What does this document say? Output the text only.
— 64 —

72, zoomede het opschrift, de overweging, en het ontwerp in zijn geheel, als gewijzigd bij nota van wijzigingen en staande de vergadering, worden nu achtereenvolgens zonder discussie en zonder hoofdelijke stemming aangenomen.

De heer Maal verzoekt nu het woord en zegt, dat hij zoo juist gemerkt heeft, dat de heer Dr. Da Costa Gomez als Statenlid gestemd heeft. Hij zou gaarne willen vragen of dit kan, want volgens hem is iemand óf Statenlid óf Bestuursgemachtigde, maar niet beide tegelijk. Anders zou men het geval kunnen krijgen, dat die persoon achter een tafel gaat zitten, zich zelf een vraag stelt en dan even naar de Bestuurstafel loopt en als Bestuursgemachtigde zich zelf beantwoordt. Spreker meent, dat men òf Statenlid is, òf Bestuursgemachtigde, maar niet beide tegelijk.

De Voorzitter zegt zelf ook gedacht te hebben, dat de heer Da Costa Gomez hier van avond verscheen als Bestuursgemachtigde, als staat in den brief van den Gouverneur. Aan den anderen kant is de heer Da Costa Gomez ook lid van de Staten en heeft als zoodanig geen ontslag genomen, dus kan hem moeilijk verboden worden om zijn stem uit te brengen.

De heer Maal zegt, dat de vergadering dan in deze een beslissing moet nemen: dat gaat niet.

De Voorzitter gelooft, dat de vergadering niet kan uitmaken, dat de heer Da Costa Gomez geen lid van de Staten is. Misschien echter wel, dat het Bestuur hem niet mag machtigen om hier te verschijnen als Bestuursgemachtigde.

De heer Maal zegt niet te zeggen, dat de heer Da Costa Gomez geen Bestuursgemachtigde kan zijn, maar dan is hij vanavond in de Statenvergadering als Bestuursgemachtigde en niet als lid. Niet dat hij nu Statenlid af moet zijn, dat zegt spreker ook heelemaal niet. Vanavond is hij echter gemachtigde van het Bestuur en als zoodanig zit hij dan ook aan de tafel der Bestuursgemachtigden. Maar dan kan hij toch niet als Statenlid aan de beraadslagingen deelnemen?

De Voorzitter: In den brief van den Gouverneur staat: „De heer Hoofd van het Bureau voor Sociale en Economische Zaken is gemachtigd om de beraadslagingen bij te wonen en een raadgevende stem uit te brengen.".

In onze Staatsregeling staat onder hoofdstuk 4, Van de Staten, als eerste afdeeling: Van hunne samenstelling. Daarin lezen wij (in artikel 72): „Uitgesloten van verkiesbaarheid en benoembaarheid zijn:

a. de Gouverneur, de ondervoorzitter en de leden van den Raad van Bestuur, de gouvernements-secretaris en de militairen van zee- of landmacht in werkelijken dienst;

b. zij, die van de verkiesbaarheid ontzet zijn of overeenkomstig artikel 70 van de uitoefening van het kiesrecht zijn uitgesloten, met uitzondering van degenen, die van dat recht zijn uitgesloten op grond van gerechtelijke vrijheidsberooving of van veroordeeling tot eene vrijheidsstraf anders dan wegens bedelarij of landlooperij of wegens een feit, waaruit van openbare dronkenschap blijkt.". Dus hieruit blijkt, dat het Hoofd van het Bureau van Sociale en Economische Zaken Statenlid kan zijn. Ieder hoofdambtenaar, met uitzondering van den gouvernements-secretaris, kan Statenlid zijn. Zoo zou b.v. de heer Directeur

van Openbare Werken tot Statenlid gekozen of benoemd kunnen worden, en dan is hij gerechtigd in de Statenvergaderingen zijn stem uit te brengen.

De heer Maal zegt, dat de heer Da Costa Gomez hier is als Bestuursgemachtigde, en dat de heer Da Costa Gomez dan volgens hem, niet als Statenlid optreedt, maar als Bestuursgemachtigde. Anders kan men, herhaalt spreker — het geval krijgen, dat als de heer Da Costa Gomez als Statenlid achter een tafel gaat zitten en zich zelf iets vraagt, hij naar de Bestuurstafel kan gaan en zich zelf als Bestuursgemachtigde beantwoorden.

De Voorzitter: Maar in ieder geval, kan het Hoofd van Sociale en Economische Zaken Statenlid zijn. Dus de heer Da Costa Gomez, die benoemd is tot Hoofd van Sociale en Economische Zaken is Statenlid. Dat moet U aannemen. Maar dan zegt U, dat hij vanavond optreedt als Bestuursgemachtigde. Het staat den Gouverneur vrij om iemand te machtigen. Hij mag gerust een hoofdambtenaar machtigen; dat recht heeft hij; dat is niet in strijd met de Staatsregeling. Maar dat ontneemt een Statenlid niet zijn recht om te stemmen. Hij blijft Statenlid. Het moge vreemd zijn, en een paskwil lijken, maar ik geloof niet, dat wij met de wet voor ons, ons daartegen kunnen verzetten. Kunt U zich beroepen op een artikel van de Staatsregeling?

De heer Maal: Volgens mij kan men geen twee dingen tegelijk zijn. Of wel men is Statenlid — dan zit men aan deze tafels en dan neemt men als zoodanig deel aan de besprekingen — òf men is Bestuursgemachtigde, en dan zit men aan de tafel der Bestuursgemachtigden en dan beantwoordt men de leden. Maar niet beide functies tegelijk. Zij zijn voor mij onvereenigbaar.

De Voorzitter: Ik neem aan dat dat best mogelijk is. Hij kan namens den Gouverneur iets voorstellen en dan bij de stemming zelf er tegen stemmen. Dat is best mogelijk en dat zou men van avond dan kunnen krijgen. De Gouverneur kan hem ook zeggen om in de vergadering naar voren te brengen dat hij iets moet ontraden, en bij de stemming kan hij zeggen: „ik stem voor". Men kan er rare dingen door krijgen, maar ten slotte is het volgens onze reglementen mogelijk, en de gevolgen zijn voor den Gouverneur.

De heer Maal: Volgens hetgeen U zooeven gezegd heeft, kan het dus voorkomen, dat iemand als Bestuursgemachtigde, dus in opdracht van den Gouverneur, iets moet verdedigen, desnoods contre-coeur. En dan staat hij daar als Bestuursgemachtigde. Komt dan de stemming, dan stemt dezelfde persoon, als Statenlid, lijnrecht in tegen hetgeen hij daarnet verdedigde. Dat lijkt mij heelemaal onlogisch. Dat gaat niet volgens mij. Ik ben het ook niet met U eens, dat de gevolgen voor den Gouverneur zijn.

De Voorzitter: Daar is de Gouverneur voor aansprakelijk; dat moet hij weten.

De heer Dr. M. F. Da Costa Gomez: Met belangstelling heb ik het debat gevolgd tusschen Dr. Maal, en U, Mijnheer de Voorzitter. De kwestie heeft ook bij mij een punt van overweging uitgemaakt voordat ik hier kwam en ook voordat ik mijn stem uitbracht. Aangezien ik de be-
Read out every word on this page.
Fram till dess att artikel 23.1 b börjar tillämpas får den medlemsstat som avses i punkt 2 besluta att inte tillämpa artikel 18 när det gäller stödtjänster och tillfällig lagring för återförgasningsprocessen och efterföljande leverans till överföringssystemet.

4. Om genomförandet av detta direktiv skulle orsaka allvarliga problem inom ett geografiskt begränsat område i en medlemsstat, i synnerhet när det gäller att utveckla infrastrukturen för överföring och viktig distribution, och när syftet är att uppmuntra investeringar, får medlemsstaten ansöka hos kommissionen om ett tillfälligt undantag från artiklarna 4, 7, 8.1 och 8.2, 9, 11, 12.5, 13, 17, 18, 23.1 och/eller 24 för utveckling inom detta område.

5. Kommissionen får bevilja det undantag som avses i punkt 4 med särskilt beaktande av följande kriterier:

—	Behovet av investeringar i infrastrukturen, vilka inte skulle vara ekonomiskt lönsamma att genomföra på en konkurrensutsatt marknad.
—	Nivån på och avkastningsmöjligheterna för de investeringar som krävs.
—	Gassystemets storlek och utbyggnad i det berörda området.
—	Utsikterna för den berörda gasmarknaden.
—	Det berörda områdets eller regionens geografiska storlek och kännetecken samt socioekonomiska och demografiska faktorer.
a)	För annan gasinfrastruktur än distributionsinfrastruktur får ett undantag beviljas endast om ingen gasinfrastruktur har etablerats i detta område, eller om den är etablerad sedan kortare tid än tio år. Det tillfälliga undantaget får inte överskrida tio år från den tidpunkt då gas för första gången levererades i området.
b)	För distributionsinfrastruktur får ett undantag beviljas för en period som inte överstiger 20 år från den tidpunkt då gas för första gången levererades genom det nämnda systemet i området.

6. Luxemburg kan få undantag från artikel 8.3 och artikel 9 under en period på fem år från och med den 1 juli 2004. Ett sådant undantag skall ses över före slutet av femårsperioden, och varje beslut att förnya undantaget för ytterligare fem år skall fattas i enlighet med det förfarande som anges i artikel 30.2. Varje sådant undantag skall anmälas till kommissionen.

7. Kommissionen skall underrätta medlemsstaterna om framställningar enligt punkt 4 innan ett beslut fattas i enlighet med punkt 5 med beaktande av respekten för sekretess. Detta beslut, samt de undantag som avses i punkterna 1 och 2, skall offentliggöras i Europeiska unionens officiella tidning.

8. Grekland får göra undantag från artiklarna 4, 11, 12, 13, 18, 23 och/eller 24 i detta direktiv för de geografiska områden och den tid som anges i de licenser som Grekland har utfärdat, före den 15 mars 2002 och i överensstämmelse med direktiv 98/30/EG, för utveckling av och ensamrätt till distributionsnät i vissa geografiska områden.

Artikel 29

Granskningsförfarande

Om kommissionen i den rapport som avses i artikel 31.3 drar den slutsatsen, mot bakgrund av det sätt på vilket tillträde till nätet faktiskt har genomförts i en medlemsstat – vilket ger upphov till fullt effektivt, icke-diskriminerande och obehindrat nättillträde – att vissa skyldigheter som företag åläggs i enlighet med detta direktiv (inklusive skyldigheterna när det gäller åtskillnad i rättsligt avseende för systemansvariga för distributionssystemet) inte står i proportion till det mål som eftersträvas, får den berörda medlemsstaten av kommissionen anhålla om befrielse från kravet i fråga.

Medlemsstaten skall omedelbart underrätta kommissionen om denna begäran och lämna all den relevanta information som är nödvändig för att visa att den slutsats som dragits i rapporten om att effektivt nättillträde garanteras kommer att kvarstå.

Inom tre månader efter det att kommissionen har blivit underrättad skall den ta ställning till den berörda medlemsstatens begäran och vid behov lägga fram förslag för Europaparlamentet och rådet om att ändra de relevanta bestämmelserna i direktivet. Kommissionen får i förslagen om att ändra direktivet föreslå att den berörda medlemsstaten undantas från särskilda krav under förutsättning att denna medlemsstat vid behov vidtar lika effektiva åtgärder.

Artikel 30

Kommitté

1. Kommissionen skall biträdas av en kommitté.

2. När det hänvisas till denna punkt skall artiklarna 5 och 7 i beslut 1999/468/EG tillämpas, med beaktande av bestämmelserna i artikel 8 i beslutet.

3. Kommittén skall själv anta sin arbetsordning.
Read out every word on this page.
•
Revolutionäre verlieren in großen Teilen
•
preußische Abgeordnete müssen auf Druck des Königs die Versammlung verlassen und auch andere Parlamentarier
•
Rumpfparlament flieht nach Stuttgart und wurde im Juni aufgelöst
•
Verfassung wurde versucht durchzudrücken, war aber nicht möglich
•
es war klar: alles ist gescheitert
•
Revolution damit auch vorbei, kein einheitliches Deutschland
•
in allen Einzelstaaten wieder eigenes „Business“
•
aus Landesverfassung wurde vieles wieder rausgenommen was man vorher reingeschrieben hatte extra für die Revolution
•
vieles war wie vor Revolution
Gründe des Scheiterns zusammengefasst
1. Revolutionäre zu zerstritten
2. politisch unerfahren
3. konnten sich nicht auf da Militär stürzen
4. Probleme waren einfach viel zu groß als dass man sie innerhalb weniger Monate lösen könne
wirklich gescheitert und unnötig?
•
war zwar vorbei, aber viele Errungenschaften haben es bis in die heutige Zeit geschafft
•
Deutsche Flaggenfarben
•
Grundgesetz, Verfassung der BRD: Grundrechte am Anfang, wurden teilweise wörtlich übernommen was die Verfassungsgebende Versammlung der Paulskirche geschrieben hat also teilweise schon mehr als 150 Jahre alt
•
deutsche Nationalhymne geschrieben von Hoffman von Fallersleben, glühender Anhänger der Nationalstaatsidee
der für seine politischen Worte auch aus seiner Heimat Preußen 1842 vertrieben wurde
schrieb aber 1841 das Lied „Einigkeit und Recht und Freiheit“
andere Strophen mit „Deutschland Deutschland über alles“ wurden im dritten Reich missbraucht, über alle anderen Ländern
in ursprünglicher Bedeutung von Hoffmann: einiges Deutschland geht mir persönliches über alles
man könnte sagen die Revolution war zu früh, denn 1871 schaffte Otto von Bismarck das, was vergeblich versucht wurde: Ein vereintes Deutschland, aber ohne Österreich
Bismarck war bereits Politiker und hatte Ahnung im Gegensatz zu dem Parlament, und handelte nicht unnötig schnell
————————
_Exercise prompt_.
Filter the records above for lines containing the word "begäran", and copy those lines.

_Task result_.
Medlemsstaten skall omedelbart underrätta kommissionen om denna begäran och lämna all den relevanta information som är nödvändig för att visa att den slutsats som dragits i rapporten om att effektivt nättillträde garanteras kommer att kvarstå.
Inom tre månader efter det att kommissionen har blivit underrättad skall den ta ställning till den berörda medlemsstatens begäran och vid behov lägga fram förslag för Europaparlamentet och rådet om att ändra de relevanta bestämmelserna i direktivet. Kommissionen får i förslagen om att ändra direktivet föreslå att den berörda medlemsstaten undantas från särskilda krav under förutsättning att denna medlemsstat vid behov vidtar lika effektiva åtgärder.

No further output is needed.